TASK DIRECTIONS >> Leave out any picture and return the remaining listing below exactly as given.

┌────────

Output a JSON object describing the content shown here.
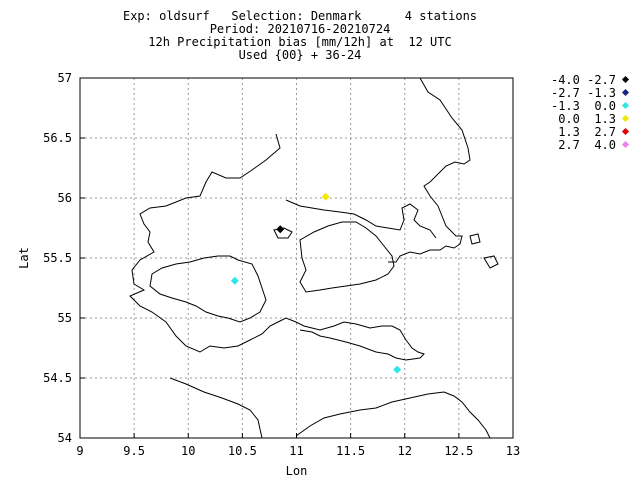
{
  "title": {
    "exp": "Exp: oldsurf",
    "selection": "Selection: Denmark",
    "stations": "4 stations",
    "period": "Period: 20210716-20210724",
    "quantity": "12h Precipitation bias [mm/12h] at  12 UTC",
    "used": "Used {00} + 36-24"
  },
  "chart_data": {
    "type": "scatter",
    "xlabel": "Lon",
    "ylabel": "Lat",
    "xlim": [
      9,
      13
    ],
    "ylim": [
      54,
      57
    ],
    "xticks": [
      "9",
      "9.5",
      "10",
      "10.5",
      "11",
      "11.5",
      "12",
      "12.5",
      "13"
    ],
    "xtick_values": [
      9,
      9.5,
      10,
      10.5,
      11,
      11.5,
      12,
      12.5,
      13
    ],
    "yticks": [
      "54",
      "54.5",
      "55",
      "55.5",
      "56",
      "56.5",
      "57"
    ],
    "ytick_values": [
      54,
      54.5,
      55,
      55.5,
      56,
      56.5,
      57
    ],
    "grid": true,
    "legend_placement": "right",
    "legend": [
      {
        "label": "-4.0 -2.7",
        "color": "#000000"
      },
      {
        "label": "-2.7 -1.3",
        "color": "#1a237e"
      },
      {
        "label": "-1.3  0.0",
        "color": "#2ee6e6"
      },
      {
        "label": " 0.0  1.3",
        "color": "#f0e800"
      },
      {
        "label": " 1.3  2.7",
        "color": "#e00000"
      },
      {
        "label": " 2.7  4.0",
        "color": "#f080f0"
      }
    ],
    "points": [
      {
        "lon": 10.85,
        "lat": 55.74,
        "bin": 0
      },
      {
        "lon": 11.27,
        "lat": 56.01,
        "bin": 3
      },
      {
        "lon": 10.43,
        "lat": 55.31,
        "bin": 2
      },
      {
        "lon": 11.93,
        "lat": 54.57,
        "bin": 2
      }
    ]
  }
}
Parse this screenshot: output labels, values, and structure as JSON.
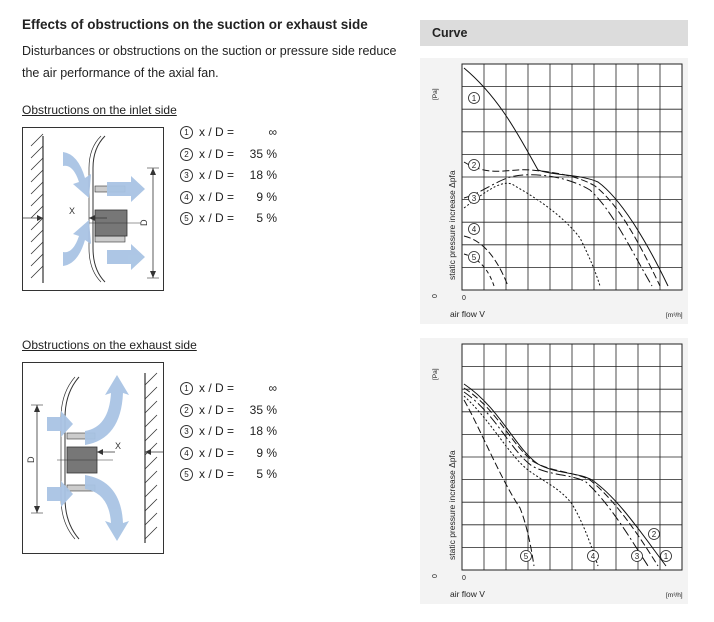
{
  "header": {
    "title": "Effects of obstructions on the suction or exhaust side",
    "description": "Disturbances or obstructions on the suction or pressure side reduce the air performance of the axial fan."
  },
  "sections": [
    {
      "heading": "Obstructions on the inlet side",
      "legend": [
        {
          "num": "1",
          "label": "x / D =",
          "value": "∞"
        },
        {
          "num": "2",
          "label": "x / D =",
          "value": "35 %"
        },
        {
          "num": "3",
          "label": "x / D =",
          "value": "18 %"
        },
        {
          "num": "4",
          "label": "x / D =",
          "value": "9 %"
        },
        {
          "num": "5",
          "label": "x / D =",
          "value": "5 %"
        }
      ],
      "diagram_labels": {
        "x": "X",
        "d": "D"
      }
    },
    {
      "heading": "Obstructions on the exhaust side",
      "legend": [
        {
          "num": "1",
          "label": "x / D =",
          "value": "∞"
        },
        {
          "num": "2",
          "label": "x / D =",
          "value": "35 %"
        },
        {
          "num": "3",
          "label": "x / D =",
          "value": "18 %"
        },
        {
          "num": "4",
          "label": "x / D =",
          "value": "9 %"
        },
        {
          "num": "5",
          "label": "x / D =",
          "value": "5 %"
        }
      ],
      "diagram_labels": {
        "x": "X",
        "d": "D"
      }
    }
  ],
  "curve_panel": {
    "heading": "Curve",
    "y_axis_label": "static pressure increase Δpfa",
    "y_unit": "[Pa]",
    "x_axis_label": "air flow V",
    "x_unit": "[m³/h]",
    "origin_x": "0",
    "origin_y": "0",
    "curve_markers": [
      "1",
      "2",
      "3",
      "4",
      "5"
    ]
  },
  "colors": {
    "arrow": "#a9c4e4",
    "hub": "#777777",
    "panel": "#f3f3f3",
    "header": "#dcdcdc"
  }
}
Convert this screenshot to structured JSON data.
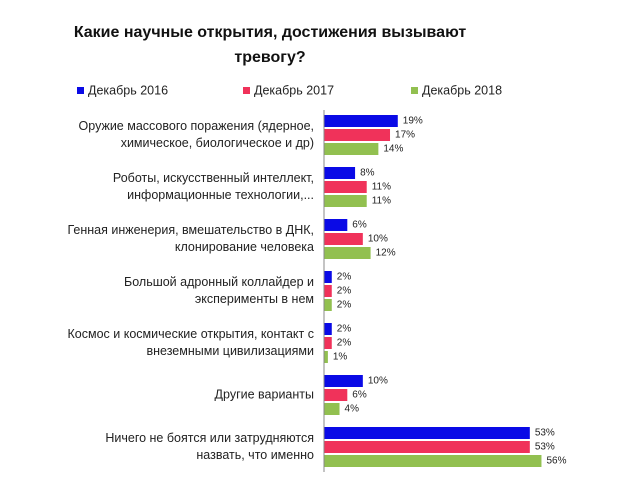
{
  "chart_data": {
    "type": "hbar",
    "title": "Какие научные открытия, достижения вызывают\nтревогу?",
    "categories": [
      "Оружие массового поражения (ядерное,\nхимическое, биологическое и др)",
      "Роботы, искусственный интеллект,\nинформационные технологии,...",
      "Генная инженерия, вмешательство в ДНК,\nклонирование человека",
      "Большой адронный коллайдер и\nэксперименты в нем",
      "Космос и космические открытия, контакт с\nвнеземными цивилизациями",
      "Другие варианты",
      "Ничего не боятся или затрудняются\nназвать, что именно"
    ],
    "series": [
      {
        "name": "Декабрь 2016",
        "color": "#0a0ae6",
        "values": [
          19,
          8,
          6,
          2,
          2,
          10,
          53
        ],
        "value_labels": [
          "19%",
          "8%",
          "6%",
          "2%",
          "2%",
          "10%",
          "53%"
        ]
      },
      {
        "name": "Декабрь 2017",
        "color": "#f0325a",
        "values": [
          17,
          11,
          10,
          2,
          2,
          6,
          53
        ],
        "value_labels": [
          "17%",
          "11%",
          "10%",
          "2%",
          "2%",
          "6%",
          "53%"
        ]
      },
      {
        "name": "Декабрь 2018",
        "color": "#92c050",
        "values": [
          14,
          11,
          12,
          2,
          1,
          4,
          56
        ],
        "value_labels": [
          "14%",
          "11%",
          "12%",
          "2%",
          "1%",
          "4%",
          "56%"
        ]
      }
    ],
    "xlim": [
      0,
      60
    ],
    "legend": "top"
  }
}
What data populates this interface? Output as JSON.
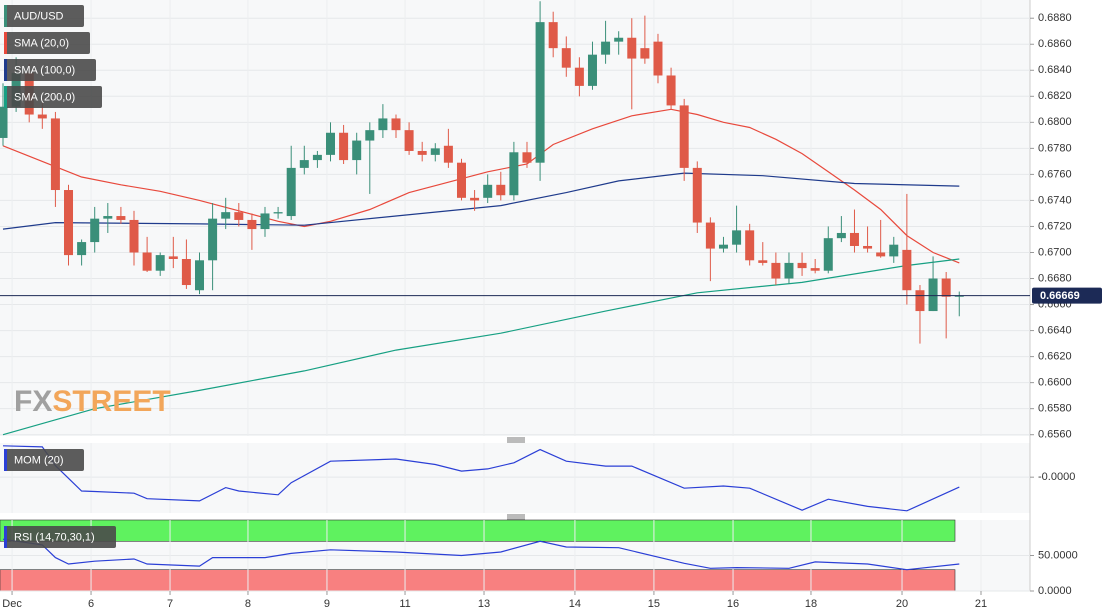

└────────

REPLY >>
Output a JSON object describing the content shown here.
{
  "title": {
    "exp": "Exp: oldsurf",
    "selection": "Selection: Denmark",
    "stations": "4 stations",
    "period": "Period: 20210716-20210724",
    "quantity": "12h Precipitation bias [mm/12h] at  12 UTC",
    "used": "Used {00} + 36-24"
  },
  "chart_data": {
    "type": "scatter",
    "xlabel": "Lon",
    "ylabel": "Lat",
    "xlim": [
      9,
      13
    ],
    "ylim": [
      54,
      57
    ],
    "xticks": [
      "9",
      "9.5",
      "10",
      "10.5",
      "11",
      "11.5",
      "12",
      "12.5",
      "13"
    ],
    "xtick_values": [
      9,
      9.5,
      10,
      10.5,
      11,
      11.5,
      12,
      12.5,
      13
    ],
    "yticks": [
      "54",
      "54.5",
      "55",
      "55.5",
      "56",
      "56.5",
      "57"
    ],
    "ytick_values": [
      54,
      54.5,
      55,
      55.5,
      56,
      56.5,
      57
    ],
    "grid": true,
    "legend_placement": "right",
    "legend": [
      {
        "label": "-4.0 -2.7",
        "color": "#000000"
      },
      {
        "label": "-2.7 -1.3",
        "color": "#1a237e"
      },
      {
        "label": "-1.3  0.0",
        "color": "#2ee6e6"
      },
      {
        "label": " 0.0  1.3",
        "color": "#f0e800"
      },
      {
        "label": " 1.3  2.7",
        "color": "#e00000"
      },
      {
        "label": " 2.7  4.0",
        "color": "#f080f0"
      }
    ],
    "points": [
      {
        "lon": 10.85,
        "lat": 55.74,
        "bin": 0
      },
      {
        "lon": 11.27,
        "lat": 56.01,
        "bin": 3
      },
      {
        "lon": 10.43,
        "lat": 55.31,
        "bin": 2
      },
      {
        "lon": 11.93,
        "lat": 54.57,
        "bin": 2
      }
    ]
  }
}
Parse this screenshot: output labels, values, and structure as JSON.
{
  "header": {
    "title": "Effects of obstructions on the suction or exhaust side",
    "description": "Disturbances or obstructions on the suction or pressure side reduce the air performance of the axial fan."
  },
  "sections": [
    {
      "heading": "Obstructions on the inlet side",
      "legend": [
        {
          "num": "1",
          "label": "x / D =",
          "value": "∞"
        },
        {
          "num": "2",
          "label": "x / D =",
          "value": "35 %"
        },
        {
          "num": "3",
          "label": "x / D =",
          "value": "18 %"
        },
        {
          "num": "4",
          "label": "x / D =",
          "value": "9 %"
        },
        {
          "num": "5",
          "label": "x / D =",
          "value": "5 %"
        }
      ],
      "diagram_labels": {
        "x": "X",
        "d": "D"
      }
    },
    {
      "heading": "Obstructions on the exhaust side",
      "legend": [
        {
          "num": "1",
          "label": "x / D =",
          "value": "∞"
        },
        {
          "num": "2",
          "label": "x / D =",
          "value": "35 %"
        },
        {
          "num": "3",
          "label": "x / D =",
          "value": "18 %"
        },
        {
          "num": "4",
          "label": "x / D =",
          "value": "9 %"
        },
        {
          "num": "5",
          "label": "x / D =",
          "value": "5 %"
        }
      ],
      "diagram_labels": {
        "x": "X",
        "d": "D"
      }
    }
  ],
  "curve_panel": {
    "heading": "Curve",
    "y_axis_label": "static pressure increase Δpfa",
    "y_unit": "[Pa]",
    "x_axis_label": "air flow V",
    "x_unit": "[m³/h]",
    "origin_x": "0",
    "origin_y": "0",
    "curve_markers": [
      "1",
      "2",
      "3",
      "4",
      "5"
    ]
  },
  "colors": {
    "arrow": "#a9c4e4",
    "hub": "#777777",
    "panel": "#f3f3f3",
    "header": "#dcdcdc"
  }
}
Convert this screenshot to structured JSON data.
{
  "chart_data": {
    "type": "hbar",
    "title": "Какие научные открытия, достижения вызывают\nтревогу?",
    "categories": [
      "Оружие массового поражения (ядерное,\nхимическое, биологическое и др)",
      "Роботы, искусственный интеллект,\nинформационные технологии,...",
      "Генная инженерия, вмешательство в ДНК,\nклонирование человека",
      "Большой адронный коллайдер и\nэксперименты в нем",
      "Космос и космические открытия, контакт с\nвнеземными цивилизациями",
      "Другие варианты",
      "Ничего не боятся или затрудняются\nназвать, что именно"
    ],
    "series": [
      {
        "name": "Декабрь 2016",
        "color": "#0a0ae6",
        "values": [
          19,
          8,
          6,
          2,
          2,
          10,
          53
        ],
        "value_labels": [
          "19%",
          "8%",
          "6%",
          "2%",
          "2%",
          "10%",
          "53%"
        ]
      },
      {
        "name": "Декабрь 2017",
        "color": "#f0325a",
        "values": [
          17,
          11,
          10,
          2,
          2,
          6,
          53
        ],
        "value_labels": [
          "17%",
          "11%",
          "10%",
          "2%",
          "2%",
          "6%",
          "53%"
        ]
      },
      {
        "name": "Декабрь 2018",
        "color": "#92c050",
        "values": [
          14,
          11,
          12,
          2,
          1,
          4,
          56
        ],
        "value_labels": [
          "14%",
          "11%",
          "12%",
          "2%",
          "1%",
          "4%",
          "56%"
        ]
      }
    ],
    "xlim": [
      0,
      60
    ],
    "legend": "top"
  }
}
What data populates this interface? Output as JSON.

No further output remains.